本誌先週号(2月12日号)の「爆弾証言!『上祐が警察にアーチャリーを売っ
た!』」が、オウム関係者の間で大きな反響を呼んでいる。
記事の骨子は「上祐=公安スパイ説」。1月下旬にあいついで起こった、麻原彰
晃被告の三女アーチャリー(16歳)らによる長男(7歳)拉致事件と、反上祐
派で知られる野田成人幹部(33歳)の逮捕事件は、いずれも上祐史浩幹部
(37歳)が警察に仲間を〃売った〃疑いが濃いこと。なぜなら、上祐幹部は
'95年ごろから自分の罪の減刑と引き換えに警視庁公安部のスパイになっていた
からだ、とするオウムウオッチャーのジャーナリストと、元公安警察官の証言を
紹介した。

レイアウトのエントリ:
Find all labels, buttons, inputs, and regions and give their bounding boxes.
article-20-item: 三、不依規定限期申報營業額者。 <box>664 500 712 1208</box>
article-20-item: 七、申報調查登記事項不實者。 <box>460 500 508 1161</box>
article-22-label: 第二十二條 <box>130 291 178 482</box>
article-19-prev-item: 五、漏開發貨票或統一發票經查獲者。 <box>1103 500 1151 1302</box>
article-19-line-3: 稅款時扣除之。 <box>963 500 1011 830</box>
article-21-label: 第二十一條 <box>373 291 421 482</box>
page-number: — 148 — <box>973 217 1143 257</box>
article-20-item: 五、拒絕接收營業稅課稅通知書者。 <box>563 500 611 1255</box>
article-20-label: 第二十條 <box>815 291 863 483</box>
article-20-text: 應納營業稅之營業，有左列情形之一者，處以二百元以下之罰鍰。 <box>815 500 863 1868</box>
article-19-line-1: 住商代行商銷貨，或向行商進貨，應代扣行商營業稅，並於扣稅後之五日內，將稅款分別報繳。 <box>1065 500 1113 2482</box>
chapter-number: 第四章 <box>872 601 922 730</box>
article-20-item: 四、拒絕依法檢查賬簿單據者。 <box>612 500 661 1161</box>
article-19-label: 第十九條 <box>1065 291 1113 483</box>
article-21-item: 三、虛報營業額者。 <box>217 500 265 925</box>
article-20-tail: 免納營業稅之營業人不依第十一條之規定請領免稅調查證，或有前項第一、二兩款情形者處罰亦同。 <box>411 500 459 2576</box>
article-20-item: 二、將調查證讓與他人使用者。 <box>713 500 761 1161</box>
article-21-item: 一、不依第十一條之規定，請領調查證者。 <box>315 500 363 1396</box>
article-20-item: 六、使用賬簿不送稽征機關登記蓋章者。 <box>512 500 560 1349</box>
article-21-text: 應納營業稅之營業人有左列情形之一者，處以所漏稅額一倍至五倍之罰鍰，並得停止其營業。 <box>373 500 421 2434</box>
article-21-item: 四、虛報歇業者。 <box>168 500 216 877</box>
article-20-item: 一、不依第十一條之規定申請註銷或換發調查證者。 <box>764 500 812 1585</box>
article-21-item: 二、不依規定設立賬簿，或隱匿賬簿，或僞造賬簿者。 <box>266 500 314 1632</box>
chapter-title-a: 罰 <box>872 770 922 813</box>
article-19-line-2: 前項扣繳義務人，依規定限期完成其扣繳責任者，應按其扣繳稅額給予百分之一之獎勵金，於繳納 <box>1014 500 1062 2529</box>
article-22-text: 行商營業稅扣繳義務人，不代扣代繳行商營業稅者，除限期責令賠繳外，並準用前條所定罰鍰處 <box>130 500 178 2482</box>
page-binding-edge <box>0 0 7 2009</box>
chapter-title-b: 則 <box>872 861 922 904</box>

# 課題一覧
[A] エントリの最初の行から「article-21-item: 二、不依規定設立賬簿，或隱匿賬簿，或僞造賬簿者。 <box>266」を含む行まで、両端の行も含めて一字一句違えずに書き写しなさい。
[B] 「上祐＝公安スパイ説」を扱った記事の本文を、最後の文に続けて書き継ぎなさい。

# 解答
[A]
Find all labels, buttons, inputs, and regions and give their bounding boxes.
article-20-item: 三、不依規定限期申報營業額者。 <box>664 500 712 1208</box>
article-20-item: 七、申報調查登記事項不實者。 <box>460 500 508 1161</box>
article-22-label: 第二十二條 <box>130 291 178 482</box>
article-19-prev-item: 五、漏開發貨票或統一發票經查獲者。 <box>1103 500 1151 1302</box>
article-19-line-3: 稅款時扣除之。 <box>963 500 1011 830</box>
article-21-label: 第二十一條 <box>373 291 421 482</box>
page-number: — 148 — <box>973 217 1143 257</box>
article-20-item: 五、拒絕接收營業稅課稅通知書者。 <box>563 500 611 1255</box>
article-20-label: 第二十條 <box>815 291 863 483</box>
article-20-text: 應納營業稅之營業，有左列情形之一者，處以二百元以下之罰鍰。 <box>815 500 863 1868</box>
article-19-line-1: 住商代行商銷貨，或向行商進貨，應代扣行商營業稅，並於扣稅後之五日內，將稅款分別報繳。 <box>1065 500 1113 2482</box>
chapter-number: 第四章 <box>872 601 922 730</box>
article-20-item: 四、拒絕依法檢查賬簿單據者。 <box>612 500 661 1161</box>
article-19-label: 第十九條 <box>1065 291 1113 483</box>
article-21-item: 三、虛報營業額者。 <box>217 500 265 925</box>
article-20-tail: 免納營業稅之營業人不依第十一條之規定請領免稅調查證，或有前項第一、二兩款情形者處罰亦同。 <box>411 500 459 2576</box>
article-20-item: 二、將調查證讓與他人使用者。 <box>713 500 761 1161</box>
article-21-item: 一、不依第十一條之規定，請領調查證者。 <box>315 500 363 1396</box>
article-20-item: 六、使用賬簿不送稽征機關登記蓋章者。 <box>512 500 560 1349</box>
article-21-text: 應納營業稅之營業人有左列情形之一者，處以所漏稅額一倍至五倍之罰鍰，並得停止其營業。 <box>373 500 421 2434</box>
article-21-item: 四、虛報歇業者。 <box>168 500 216 877</box>
article-20-item: 一、不依第十一條之規定申請註銷或換發調查證者。 <box>764 500 812 1585</box>
article-21-item: 二、不依規定設立賬簿，或隱匿賬簿，或僞造賬簿者。 <box>266 500 314 1632</box>

[B]
また同記事では、上祐幹部と公安警察との利害が、いまも一致しているはずだと
指摘した。公安は、根強い「公安不要論」を抑え、予算を獲得し続けるために
も、旧オウムに準じる監視対象の団体が必要であり、〃上祐アレフ教〃をその団
体にしようと考えている。一方、上祐幹部は、自分が支配できる教団の設立に動
いており、その際、邪魔になる〃麻原ファミリー派〃の追い落としに、公安の力
を利用しているのではないか、との疑惑である。
この記事が出た直後の1月31日、公安審査委員会は、オウムに対する3年の観
察処分を決めた。適用年限をめぐり、委員会内は一時対立したものの、最終的に
公安調査庁が請求していた「最長の3年」に決定した理由は、まさに今回の「長
男拉致事件」だった。公安当局も得をし、上祐幹部も得をする──両者の〃連携
疑惑〃を傍証するような形で、現実が推移しているのである。
先週号発売直後から、編集部には「オウム信者」と名乗る人物からの電話や手紙
があいついだ。その多くは、「上祐は本当に警察のS(スパイ)なんですか」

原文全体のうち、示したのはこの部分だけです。